TO BE DONE -
Check every line below for the word "this" and show those that hold it.
>> start AVAILABLE RECORDS
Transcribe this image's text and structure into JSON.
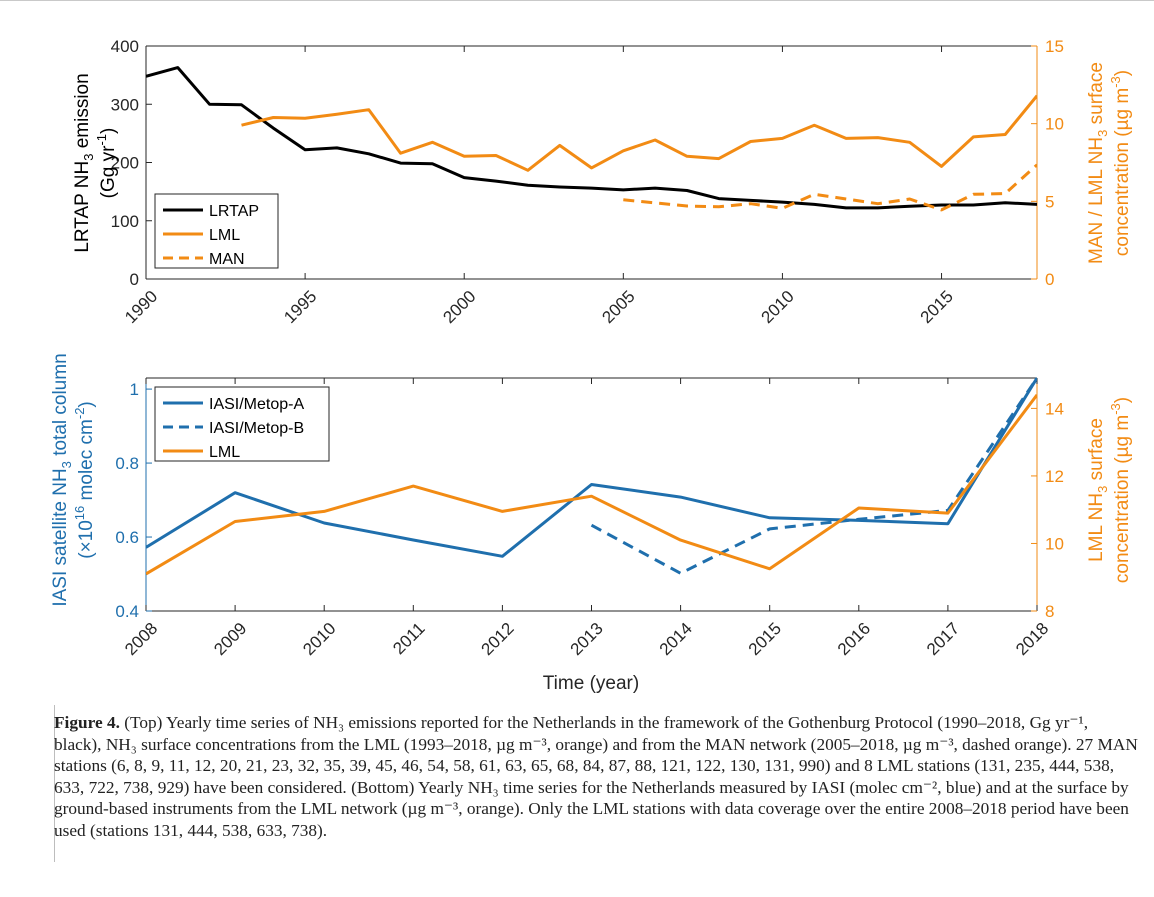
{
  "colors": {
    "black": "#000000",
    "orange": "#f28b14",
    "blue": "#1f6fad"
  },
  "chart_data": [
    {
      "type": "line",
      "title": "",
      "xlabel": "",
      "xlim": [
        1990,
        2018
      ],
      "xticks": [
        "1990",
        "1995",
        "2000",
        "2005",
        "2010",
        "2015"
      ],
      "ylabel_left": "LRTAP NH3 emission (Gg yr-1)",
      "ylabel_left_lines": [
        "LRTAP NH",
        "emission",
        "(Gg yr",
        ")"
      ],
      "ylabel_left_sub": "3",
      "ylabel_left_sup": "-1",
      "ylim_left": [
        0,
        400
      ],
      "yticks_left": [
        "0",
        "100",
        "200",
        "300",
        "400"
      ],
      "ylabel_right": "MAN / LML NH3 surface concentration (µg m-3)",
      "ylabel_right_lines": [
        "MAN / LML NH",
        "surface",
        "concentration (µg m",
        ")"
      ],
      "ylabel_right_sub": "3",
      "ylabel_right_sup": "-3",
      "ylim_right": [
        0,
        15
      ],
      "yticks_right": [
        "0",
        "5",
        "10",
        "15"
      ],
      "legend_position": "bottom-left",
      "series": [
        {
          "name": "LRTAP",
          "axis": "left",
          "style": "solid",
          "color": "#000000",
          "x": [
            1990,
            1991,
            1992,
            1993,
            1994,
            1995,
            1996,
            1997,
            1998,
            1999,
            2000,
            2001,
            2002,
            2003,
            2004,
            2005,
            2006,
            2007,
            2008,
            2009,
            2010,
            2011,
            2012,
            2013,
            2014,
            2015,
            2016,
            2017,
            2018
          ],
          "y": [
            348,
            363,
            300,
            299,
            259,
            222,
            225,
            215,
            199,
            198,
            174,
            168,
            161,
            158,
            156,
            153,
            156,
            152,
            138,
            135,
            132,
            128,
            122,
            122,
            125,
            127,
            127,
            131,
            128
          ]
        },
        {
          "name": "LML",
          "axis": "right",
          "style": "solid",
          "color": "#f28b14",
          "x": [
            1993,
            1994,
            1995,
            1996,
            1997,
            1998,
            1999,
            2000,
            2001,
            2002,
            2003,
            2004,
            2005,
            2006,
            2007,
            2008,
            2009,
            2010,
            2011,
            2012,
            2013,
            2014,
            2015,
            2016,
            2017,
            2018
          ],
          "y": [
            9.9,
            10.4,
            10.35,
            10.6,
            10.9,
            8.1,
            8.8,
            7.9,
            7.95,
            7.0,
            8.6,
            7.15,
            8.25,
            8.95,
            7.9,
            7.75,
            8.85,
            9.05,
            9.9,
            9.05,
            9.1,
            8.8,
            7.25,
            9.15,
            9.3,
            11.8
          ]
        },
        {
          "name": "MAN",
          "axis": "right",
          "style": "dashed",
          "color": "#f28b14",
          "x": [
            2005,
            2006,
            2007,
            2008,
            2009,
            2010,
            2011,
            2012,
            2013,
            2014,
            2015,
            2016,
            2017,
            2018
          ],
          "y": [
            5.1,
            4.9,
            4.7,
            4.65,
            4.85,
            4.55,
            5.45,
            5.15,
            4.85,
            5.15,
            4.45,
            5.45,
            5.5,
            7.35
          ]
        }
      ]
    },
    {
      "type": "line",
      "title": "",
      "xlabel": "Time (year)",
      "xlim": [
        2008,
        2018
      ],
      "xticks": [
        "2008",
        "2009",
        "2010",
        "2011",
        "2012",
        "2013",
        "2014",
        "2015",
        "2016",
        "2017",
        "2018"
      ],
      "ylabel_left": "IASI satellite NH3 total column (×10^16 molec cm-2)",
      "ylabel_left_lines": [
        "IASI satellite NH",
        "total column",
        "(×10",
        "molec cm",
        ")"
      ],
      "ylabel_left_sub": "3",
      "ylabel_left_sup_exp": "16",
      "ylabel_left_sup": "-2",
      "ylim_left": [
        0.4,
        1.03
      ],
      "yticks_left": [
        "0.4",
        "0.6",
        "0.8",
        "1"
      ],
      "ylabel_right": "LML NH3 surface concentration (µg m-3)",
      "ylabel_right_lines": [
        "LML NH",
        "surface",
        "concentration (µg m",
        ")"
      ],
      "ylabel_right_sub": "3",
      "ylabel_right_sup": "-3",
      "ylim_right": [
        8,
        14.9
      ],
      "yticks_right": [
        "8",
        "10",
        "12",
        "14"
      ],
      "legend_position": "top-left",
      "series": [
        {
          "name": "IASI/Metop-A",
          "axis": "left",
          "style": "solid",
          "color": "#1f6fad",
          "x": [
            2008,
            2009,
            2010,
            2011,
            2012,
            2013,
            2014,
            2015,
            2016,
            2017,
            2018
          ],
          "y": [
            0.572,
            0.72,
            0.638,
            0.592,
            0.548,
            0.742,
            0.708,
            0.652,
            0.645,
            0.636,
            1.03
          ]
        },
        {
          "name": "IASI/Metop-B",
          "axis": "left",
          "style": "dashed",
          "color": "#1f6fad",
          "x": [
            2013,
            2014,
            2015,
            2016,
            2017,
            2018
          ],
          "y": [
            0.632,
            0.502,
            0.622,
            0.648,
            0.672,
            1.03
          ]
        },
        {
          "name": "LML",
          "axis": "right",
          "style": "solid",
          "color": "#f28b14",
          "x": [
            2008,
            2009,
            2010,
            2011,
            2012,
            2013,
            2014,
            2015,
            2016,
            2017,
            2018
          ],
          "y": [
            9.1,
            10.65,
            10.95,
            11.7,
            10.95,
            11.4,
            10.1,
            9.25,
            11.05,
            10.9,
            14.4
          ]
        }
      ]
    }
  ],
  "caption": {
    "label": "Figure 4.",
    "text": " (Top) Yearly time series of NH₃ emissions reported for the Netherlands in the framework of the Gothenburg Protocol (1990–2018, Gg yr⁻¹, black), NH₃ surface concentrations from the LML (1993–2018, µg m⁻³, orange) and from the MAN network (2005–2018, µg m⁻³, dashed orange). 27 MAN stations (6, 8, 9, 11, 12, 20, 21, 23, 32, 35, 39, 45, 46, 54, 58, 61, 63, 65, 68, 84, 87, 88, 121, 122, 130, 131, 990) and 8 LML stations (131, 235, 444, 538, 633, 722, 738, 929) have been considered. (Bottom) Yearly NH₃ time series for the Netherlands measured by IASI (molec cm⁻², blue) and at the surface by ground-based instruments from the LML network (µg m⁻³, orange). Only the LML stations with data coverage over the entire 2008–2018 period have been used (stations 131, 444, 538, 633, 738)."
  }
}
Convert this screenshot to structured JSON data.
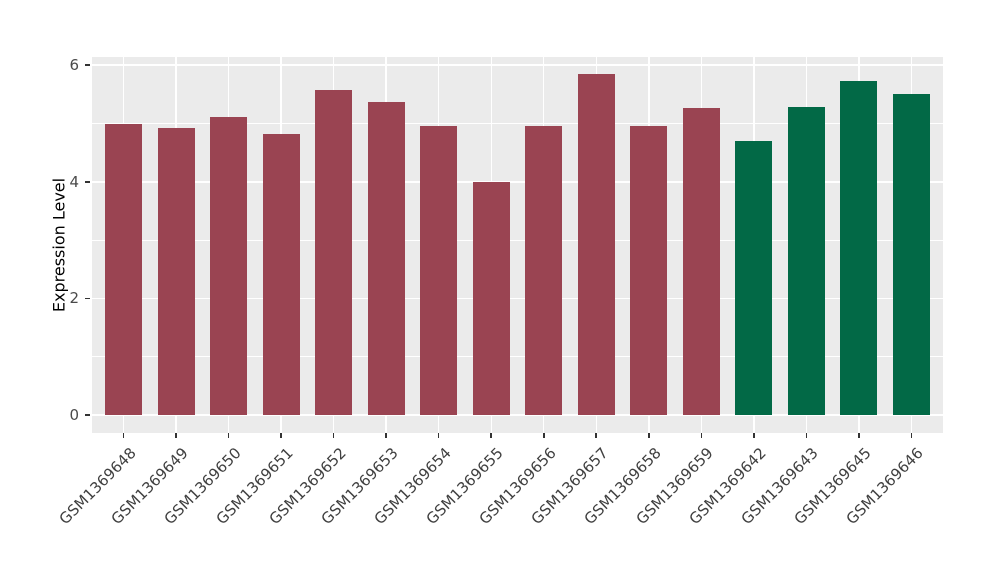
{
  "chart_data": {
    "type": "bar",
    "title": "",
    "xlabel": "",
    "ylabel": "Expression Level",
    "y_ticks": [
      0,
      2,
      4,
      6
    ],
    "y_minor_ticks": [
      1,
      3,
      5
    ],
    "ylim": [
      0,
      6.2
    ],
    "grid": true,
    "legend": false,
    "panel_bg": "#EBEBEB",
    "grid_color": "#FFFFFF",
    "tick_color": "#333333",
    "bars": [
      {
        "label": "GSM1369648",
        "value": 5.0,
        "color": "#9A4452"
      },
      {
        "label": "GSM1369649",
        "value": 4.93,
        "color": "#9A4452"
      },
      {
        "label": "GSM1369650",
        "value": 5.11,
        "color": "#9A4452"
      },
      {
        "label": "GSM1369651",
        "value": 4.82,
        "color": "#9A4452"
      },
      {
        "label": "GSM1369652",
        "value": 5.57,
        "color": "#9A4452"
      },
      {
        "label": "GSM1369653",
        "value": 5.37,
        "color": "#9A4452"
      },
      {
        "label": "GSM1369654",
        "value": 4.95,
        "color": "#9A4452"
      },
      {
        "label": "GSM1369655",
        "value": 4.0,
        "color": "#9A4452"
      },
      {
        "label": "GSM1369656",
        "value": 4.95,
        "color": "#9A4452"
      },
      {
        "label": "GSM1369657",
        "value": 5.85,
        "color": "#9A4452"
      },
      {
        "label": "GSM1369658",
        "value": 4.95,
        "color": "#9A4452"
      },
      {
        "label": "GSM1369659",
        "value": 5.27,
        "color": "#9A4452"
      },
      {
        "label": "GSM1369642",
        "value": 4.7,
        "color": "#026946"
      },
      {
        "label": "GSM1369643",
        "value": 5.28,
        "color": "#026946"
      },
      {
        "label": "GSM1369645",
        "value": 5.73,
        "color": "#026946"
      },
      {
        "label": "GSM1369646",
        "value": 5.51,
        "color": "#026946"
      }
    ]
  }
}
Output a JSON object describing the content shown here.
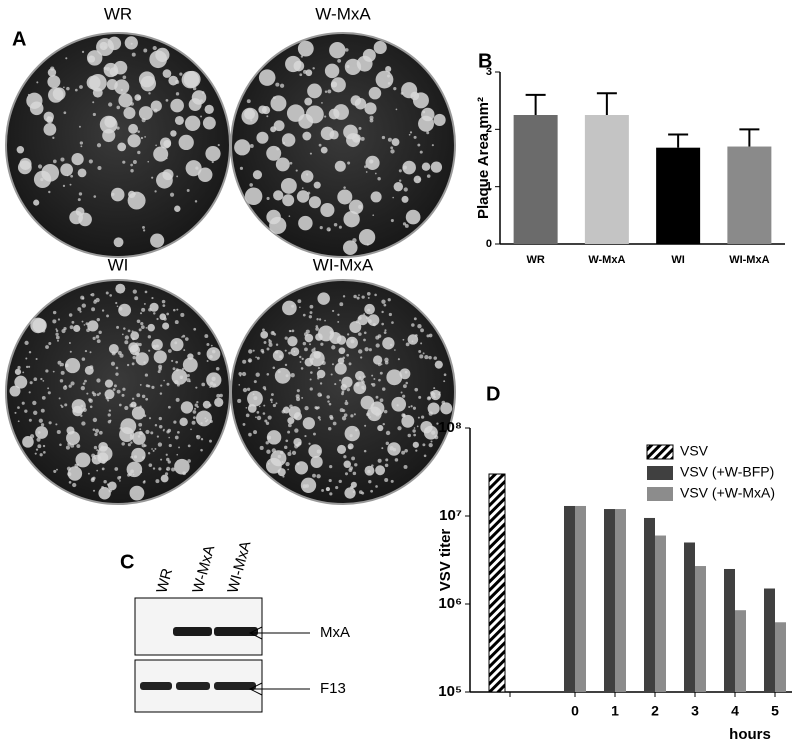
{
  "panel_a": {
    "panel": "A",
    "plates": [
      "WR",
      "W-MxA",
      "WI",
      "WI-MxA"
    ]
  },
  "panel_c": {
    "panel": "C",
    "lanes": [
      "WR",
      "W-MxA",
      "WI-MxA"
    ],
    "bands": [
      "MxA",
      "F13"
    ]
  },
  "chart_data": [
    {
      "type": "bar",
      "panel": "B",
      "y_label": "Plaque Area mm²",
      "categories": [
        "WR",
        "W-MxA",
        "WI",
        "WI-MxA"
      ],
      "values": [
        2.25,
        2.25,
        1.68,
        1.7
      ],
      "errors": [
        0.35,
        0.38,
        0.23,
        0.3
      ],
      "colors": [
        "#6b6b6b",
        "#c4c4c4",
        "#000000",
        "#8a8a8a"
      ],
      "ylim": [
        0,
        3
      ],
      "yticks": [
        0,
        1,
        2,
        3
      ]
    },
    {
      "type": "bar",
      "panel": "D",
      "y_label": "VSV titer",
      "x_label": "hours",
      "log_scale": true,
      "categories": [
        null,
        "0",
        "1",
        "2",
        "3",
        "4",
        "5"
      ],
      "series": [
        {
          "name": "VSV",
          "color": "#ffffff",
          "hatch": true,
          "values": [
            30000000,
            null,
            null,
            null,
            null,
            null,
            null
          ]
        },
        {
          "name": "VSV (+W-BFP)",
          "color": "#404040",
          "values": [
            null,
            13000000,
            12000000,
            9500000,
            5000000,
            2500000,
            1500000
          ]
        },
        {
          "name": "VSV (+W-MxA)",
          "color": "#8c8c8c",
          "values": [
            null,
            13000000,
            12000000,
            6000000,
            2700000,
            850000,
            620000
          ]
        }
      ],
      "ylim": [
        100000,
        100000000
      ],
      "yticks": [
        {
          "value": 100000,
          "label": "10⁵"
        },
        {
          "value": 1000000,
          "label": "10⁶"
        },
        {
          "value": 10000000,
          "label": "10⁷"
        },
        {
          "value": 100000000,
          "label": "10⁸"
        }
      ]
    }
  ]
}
>> end AVAILABLE RECORDS
THE OUTPUT -
Transcribe this image's text and structure into JSON.
Convert this screenshot to structured JSON data.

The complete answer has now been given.